Problem requirements |
Copy each line of the listing below exactly.

Task material |
((
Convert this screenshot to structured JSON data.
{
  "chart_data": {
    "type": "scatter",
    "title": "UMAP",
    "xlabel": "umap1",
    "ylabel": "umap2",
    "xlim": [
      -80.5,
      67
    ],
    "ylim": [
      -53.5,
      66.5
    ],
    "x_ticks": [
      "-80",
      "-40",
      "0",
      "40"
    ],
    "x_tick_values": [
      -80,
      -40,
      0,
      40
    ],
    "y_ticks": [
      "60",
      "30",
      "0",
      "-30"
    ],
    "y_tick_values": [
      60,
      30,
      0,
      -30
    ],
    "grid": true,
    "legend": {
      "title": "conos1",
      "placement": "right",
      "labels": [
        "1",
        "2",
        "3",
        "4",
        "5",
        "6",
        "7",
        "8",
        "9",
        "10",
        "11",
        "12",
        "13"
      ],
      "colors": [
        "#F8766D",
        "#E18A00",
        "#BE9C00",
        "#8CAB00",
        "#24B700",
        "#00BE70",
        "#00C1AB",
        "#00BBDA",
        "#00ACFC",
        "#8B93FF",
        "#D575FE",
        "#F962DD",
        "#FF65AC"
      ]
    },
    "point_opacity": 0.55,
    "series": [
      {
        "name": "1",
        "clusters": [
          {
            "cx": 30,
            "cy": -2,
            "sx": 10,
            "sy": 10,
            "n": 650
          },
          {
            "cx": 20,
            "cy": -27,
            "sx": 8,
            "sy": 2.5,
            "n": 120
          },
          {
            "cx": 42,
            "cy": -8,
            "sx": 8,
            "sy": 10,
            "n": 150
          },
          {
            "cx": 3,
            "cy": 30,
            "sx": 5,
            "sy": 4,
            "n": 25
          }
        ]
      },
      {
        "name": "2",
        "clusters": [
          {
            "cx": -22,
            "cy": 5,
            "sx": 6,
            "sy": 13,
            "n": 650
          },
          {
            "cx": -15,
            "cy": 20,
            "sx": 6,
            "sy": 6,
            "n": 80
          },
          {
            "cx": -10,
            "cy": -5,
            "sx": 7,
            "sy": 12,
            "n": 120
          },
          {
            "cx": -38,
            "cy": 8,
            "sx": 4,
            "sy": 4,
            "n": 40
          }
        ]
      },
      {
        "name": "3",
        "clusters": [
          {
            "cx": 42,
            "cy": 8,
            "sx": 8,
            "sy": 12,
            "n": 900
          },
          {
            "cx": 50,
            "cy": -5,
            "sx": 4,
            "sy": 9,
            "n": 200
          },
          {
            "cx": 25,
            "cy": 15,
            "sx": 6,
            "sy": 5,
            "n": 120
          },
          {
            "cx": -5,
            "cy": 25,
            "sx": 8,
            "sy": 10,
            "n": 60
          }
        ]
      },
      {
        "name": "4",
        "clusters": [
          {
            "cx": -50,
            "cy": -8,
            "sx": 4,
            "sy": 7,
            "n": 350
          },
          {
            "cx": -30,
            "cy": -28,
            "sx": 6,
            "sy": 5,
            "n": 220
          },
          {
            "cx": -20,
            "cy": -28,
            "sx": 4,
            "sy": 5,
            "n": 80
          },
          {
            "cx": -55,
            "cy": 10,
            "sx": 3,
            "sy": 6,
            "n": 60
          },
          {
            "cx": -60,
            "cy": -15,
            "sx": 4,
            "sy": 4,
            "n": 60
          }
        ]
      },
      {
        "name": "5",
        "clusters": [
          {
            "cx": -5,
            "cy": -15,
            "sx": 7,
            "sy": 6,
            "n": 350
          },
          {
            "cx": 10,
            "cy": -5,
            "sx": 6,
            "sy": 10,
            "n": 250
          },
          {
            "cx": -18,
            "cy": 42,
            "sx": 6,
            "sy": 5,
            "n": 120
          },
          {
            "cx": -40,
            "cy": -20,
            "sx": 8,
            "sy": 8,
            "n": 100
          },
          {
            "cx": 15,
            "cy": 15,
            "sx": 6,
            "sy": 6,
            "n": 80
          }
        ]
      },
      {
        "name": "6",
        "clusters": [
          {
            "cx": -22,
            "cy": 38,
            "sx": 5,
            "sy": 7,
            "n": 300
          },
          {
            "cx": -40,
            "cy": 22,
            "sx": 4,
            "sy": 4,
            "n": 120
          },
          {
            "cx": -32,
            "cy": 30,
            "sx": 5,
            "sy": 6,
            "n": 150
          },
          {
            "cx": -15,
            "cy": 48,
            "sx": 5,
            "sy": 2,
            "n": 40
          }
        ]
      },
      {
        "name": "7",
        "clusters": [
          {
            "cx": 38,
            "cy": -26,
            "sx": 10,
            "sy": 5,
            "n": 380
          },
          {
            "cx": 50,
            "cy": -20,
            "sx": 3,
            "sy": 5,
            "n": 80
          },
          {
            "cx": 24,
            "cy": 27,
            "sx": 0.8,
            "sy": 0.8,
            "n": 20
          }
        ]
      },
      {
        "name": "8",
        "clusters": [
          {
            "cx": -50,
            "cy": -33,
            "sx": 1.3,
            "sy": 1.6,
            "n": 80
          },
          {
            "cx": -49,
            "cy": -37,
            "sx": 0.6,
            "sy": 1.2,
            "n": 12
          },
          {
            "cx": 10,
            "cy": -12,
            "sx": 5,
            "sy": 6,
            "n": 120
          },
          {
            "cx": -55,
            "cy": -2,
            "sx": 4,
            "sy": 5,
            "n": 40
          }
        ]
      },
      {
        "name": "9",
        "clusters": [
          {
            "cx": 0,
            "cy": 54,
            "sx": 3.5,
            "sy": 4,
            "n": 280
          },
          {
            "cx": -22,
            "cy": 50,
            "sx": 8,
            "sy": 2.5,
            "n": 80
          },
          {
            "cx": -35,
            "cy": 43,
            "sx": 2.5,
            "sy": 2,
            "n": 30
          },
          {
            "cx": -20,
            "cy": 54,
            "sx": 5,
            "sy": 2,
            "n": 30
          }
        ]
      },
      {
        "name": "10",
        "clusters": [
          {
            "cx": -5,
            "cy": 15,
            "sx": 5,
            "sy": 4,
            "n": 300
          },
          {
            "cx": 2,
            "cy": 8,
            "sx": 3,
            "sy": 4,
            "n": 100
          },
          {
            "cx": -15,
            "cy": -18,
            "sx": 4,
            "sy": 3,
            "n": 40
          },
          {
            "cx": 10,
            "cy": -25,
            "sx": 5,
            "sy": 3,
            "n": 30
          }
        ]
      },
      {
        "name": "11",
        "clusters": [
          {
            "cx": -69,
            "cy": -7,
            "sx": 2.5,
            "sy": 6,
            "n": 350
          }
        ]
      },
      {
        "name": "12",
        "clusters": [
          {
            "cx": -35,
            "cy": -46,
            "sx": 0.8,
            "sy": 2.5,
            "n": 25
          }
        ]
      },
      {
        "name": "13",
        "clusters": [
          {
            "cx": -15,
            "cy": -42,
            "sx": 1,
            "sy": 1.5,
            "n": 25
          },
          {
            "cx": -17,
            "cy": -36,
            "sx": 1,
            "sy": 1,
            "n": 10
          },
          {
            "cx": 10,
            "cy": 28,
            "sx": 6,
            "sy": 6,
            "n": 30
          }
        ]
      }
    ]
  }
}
))
Correct answer |
Convert this screenshot to structured JSON data.
{
  "chart_data": {
    "type": "scatter",
    "title": "UMAP",
    "xlabel": "umap1",
    "ylabel": "umap2",
    "xlim": [
      -80.5,
      67
    ],
    "ylim": [
      -53.5,
      66.5
    ],
    "x_ticks": [
      "-80",
      "-40",
      "0",
      "40"
    ],
    "x_tick_values": [
      -80,
      -40,
      0,
      40
    ],
    "y_ticks": [
      "60",
      "30",
      "0",
      "-30"
    ],
    "y_tick_values": [
      60,
      30,
      0,
      -30
    ],
    "grid": true,
    "legend": {
      "title": "conos1",
      "placement": "right",
      "labels": [
        "1",
        "2",
        "3",
        "4",
        "5",
        "6",
        "7",
        "8",
        "9",
        "10",
        "11",
        "12",
        "13"
      ],
      "colors": [
        "#F8766D",
        "#E18A00",
        "#BE9C00",
        "#8CAB00",
        "#24B700",
        "#00BE70",
        "#00C1AB",
        "#00BBDA",
        "#00ACFC",
        "#8B93FF",
        "#D575FE",
        "#F962DD",
        "#FF65AC"
      ]
    },
    "point_opacity": 0.55,
    "series": [
      {
        "name": "1",
        "clusters": [
          {
            "cx": 30,
            "cy": -2,
            "sx": 10,
            "sy": 10,
            "n": 650
          },
          {
            "cx": 20,
            "cy": -27,
            "sx": 8,
            "sy": 2.5,
            "n": 120
          },
          {
            "cx": 42,
            "cy": -8,
            "sx": 8,
            "sy": 10,
            "n": 150
          },
          {
            "cx": 3,
            "cy": 30,
            "sx": 5,
            "sy": 4,
            "n": 25
          }
        ]
      },
      {
        "name": "2",
        "clusters": [
          {
            "cx": -22,
            "cy": 5,
            "sx": 6,
            "sy": 13,
            "n": 650
          },
          {
            "cx": -15,
            "cy": 20,
            "sx": 6,
            "sy": 6,
            "n": 80
          },
          {
            "cx": -10,
            "cy": -5,
            "sx": 7,
            "sy": 12,
            "n": 120
          },
          {
            "cx": -38,
            "cy": 8,
            "sx": 4,
            "sy": 4,
            "n": 40
          }
        ]
      },
      {
        "name": "3",
        "clusters": [
          {
            "cx": 42,
            "cy": 8,
            "sx": 8,
            "sy": 12,
            "n": 900
          },
          {
            "cx": 50,
            "cy": -5,
            "sx": 4,
            "sy": 9,
            "n": 200
          },
          {
            "cx": 25,
            "cy": 15,
            "sx": 6,
            "sy": 5,
            "n": 120
          },
          {
            "cx": -5,
            "cy": 25,
            "sx": 8,
            "sy": 10,
            "n": 60
          }
        ]
      },
      {
        "name": "4",
        "clusters": [
          {
            "cx": -50,
            "cy": -8,
            "sx": 4,
            "sy": 7,
            "n": 350
          },
          {
            "cx": -30,
            "cy": -28,
            "sx": 6,
            "sy": 5,
            "n": 220
          },
          {
            "cx": -20,
            "cy": -28,
            "sx": 4,
            "sy": 5,
            "n": 80
          },
          {
            "cx": -55,
            "cy": 10,
            "sx": 3,
            "sy": 6,
            "n": 60
          },
          {
            "cx": -60,
            "cy": -15,
            "sx": 4,
            "sy": 4,
            "n": 60
          }
        ]
      },
      {
        "name": "5",
        "clusters": [
          {
            "cx": -5,
            "cy": -15,
            "sx": 7,
            "sy": 6,
            "n": 350
          },
          {
            "cx": 10,
            "cy": -5,
            "sx": 6,
            "sy": 10,
            "n": 250
          },
          {
            "cx": -18,
            "cy": 42,
            "sx": 6,
            "sy": 5,
            "n": 120
          },
          {
            "cx": -40,
            "cy": -20,
            "sx": 8,
            "sy": 8,
            "n": 100
          },
          {
            "cx": 15,
            "cy": 15,
            "sx": 6,
            "sy": 6,
            "n": 80
          }
        ]
      },
      {
        "name": "6",
        "clusters": [
          {
            "cx": -22,
            "cy": 38,
            "sx": 5,
            "sy": 7,
            "n": 300
          },
          {
            "cx": -40,
            "cy": 22,
            "sx": 4,
            "sy": 4,
            "n": 120
          },
          {
            "cx": -32,
            "cy": 30,
            "sx": 5,
            "sy": 6,
            "n": 150
          },
          {
            "cx": -15,
            "cy": 48,
            "sx": 5,
            "sy": 2,
            "n": 40
          }
        ]
      },
      {
        "name": "7",
        "clusters": [
          {
            "cx": 38,
            "cy": -26,
            "sx": 10,
            "sy": 5,
            "n": 380
          },
          {
            "cx": 50,
            "cy": -20,
            "sx": 3,
            "sy": 5,
            "n": 80
          },
          {
            "cx": 24,
            "cy": 27,
            "sx": 0.8,
            "sy": 0.8,
            "n": 20
          }
        ]
      },
      {
        "name": "8",
        "clusters": [
          {
            "cx": -50,
            "cy": -33,
            "sx": 1.3,
            "sy": 1.6,
            "n": 80
          },
          {
            "cx": -49,
            "cy": -37,
            "sx": 0.6,
            "sy": 1.2,
            "n": 12
          },
          {
            "cx": 10,
            "cy": -12,
            "sx": 5,
            "sy": 6,
            "n": 120
          },
          {
            "cx": -55,
            "cy": -2,
            "sx": 4,
            "sy": 5,
            "n": 40
          }
        ]
      },
      {
        "name": "9",
        "clusters": [
          {
            "cx": 0,
            "cy": 54,
            "sx": 3.5,
            "sy": 4,
            "n": 280
          },
          {
            "cx": -22,
            "cy": 50,
            "sx": 8,
            "sy": 2.5,
            "n": 80
          },
          {
            "cx": -35,
            "cy": 43,
            "sx": 2.5,
            "sy": 2,
            "n": 30
          },
          {
            "cx": -20,
            "cy": 54,
            "sx": 5,
            "sy": 2,
            "n": 30
          }
        ]
      },
      {
        "name": "10",
        "clusters": [
          {
            "cx": -5,
            "cy": 15,
            "sx": 5,
            "sy": 4,
            "n": 300
          },
          {
            "cx": 2,
            "cy": 8,
            "sx": 3,
            "sy": 4,
            "n": 100
          },
          {
            "cx": -15,
            "cy": -18,
            "sx": 4,
            "sy": 3,
            "n": 40
          },
          {
            "cx": 10,
            "cy": -25,
            "sx": 5,
            "sy": 3,
            "n": 30
          }
        ]
      },
      {
        "name": "11",
        "clusters": [
          {
            "cx": -69,
            "cy": -7,
            "sx": 2.5,
            "sy": 6,
            "n": 350
          }
        ]
      },
      {
        "name": "12",
        "clusters": [
          {
            "cx": -35,
            "cy": -46,
            "sx": 0.8,
            "sy": 2.5,
            "n": 25
          }
        ]
      },
      {
        "name": "13",
        "clusters": [
          {
            "cx": -15,
            "cy": -42,
            "sx": 1,
            "sy": 1.5,
            "n": 25
          },
          {
            "cx": -17,
            "cy": -36,
            "sx": 1,
            "sy": 1,
            "n": 10
          },
          {
            "cx": 10,
            "cy": 28,
            "sx": 6,
            "sy": 6,
            "n": 30
          }
        ]
      }
    ]
  }
}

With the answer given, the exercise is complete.